■ **GOAL A**
Reproduce the records from their first line through the line containing "divider <box>227 133 491 134</box>", including both of those lines.
— start of SOURCE TEXT —
And among the reasons that this may be the case are those that the Commission itself predicted, namely the 11 trillion cubic feet that would be at issue in the event that Order 451 were not enacted.
That has two effects on the price.
One is it puts more gas onto the market, and the second is that the increment that it puts onto the market is low-priced to mix with the higher price.
The contention that Congress relaxed the pricing structure only for new gas, while carrying forth the existing vintages for old gas, and that that was the compromise that Congress reached, is true as far as it goes, but it tells only half the story.
And the half that it leaves out is the half that is dispositive of this case.
It is true that Congress itself did not alter the old gas ceilings.
It simply carried them forth.
But in words that could not be more plain, in sections 104 and 106, it gave the Commission the authority to exercise its traditional NGA authority to decide just and reasonable ceilings, and to alter those ceilings in light of subsequently changed conditions in the event it chose to do so.
So that the only issue, the only issue in this case is whether those rates are just and reasonable.
And it is an issue that is really not a proper basis for invalidating Order 451.
The Commission determined that they were just and reasonable.
The Fifth Circuit did not, did not disturb that.
And the only argument that our opponents have as to why this is not just and reasonable is the one to which Mr. Kneedler referred, that the Commission said it would not be just and reasonable to charge that price without first going through a negotiation procedure whose ultimate effect would probably be and has been to get the price lower.
The claim that the Commission's GFN procedure is too one-sided simply ignores the central purpose of that procedure.
— end of SOURCE TEXT —
— start of RECORDS SUPPLIED —
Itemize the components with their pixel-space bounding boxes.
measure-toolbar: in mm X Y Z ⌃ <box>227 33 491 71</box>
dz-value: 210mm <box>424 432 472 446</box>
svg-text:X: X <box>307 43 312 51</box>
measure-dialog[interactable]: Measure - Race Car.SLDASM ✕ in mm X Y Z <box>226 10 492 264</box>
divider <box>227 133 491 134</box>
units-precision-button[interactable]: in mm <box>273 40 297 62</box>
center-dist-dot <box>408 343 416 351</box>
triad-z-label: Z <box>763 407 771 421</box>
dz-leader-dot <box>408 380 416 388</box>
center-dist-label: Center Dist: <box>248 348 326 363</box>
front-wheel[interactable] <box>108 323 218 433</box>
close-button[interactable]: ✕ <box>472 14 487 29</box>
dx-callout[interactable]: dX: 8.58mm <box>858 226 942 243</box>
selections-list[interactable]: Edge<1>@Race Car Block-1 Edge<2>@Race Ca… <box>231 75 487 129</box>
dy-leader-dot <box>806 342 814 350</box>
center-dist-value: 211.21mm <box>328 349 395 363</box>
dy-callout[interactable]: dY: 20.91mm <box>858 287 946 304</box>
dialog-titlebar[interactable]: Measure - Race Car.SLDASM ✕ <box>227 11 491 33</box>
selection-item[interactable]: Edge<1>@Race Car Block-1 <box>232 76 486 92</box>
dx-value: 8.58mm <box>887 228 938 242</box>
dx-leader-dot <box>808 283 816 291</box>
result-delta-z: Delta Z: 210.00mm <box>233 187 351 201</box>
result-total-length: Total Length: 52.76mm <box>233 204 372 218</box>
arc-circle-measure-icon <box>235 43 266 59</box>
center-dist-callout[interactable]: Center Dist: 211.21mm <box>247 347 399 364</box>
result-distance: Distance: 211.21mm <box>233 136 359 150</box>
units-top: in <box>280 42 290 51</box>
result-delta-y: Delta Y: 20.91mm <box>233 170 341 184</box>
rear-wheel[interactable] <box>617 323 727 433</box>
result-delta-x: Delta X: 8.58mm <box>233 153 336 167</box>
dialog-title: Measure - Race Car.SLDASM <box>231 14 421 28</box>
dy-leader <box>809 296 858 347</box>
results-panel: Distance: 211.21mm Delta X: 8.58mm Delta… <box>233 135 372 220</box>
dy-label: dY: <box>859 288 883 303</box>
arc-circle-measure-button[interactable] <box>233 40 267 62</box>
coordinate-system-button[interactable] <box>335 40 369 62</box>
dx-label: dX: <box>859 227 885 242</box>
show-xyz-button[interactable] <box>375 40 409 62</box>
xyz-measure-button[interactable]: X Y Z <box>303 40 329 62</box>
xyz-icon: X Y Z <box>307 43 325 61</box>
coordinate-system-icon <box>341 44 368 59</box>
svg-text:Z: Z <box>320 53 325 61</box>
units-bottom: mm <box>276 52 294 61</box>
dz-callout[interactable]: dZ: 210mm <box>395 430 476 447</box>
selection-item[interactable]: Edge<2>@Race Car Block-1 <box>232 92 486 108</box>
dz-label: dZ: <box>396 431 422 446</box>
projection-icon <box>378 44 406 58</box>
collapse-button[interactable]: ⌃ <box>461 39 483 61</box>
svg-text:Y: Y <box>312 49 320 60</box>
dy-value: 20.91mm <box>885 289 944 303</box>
— end of RECORDS SUPPLIED —
■ **GOAL B**
From the passage on gas pricing and Order 451, write out the portion that begins at the words "It simply carried" and stops after the words "were just and reasonable.".

■ **COMPLETE OUTPUT A**
Itemize the components with their pixel-space bounding boxes.
measure-toolbar: in mm X Y Z ⌃ <box>227 33 491 71</box>
dz-value: 210mm <box>424 432 472 446</box>
svg-text:X: X <box>307 43 312 51</box>
measure-dialog[interactable]: Measure - Race Car.SLDASM ✕ in mm X Y Z <box>226 10 492 264</box>
divider <box>227 133 491 134</box>

■ **COMPLETE OUTPUT B**
It simply carried them forth.
But in words that could not be more plain, in sections 104 and 106, it gave the Commission the authority to exercise its traditional NGA authority to decide just and reasonable ceilings, and to alter those ceilings in light of subsequently changed conditions in the event it chose to do so.
So that the only issue, the only issue in this case is whether those rates are just and reasonable.
And it is an issue that is really not a proper basis for invalidating Order 451.
The Commission determined that they were just and reasonable.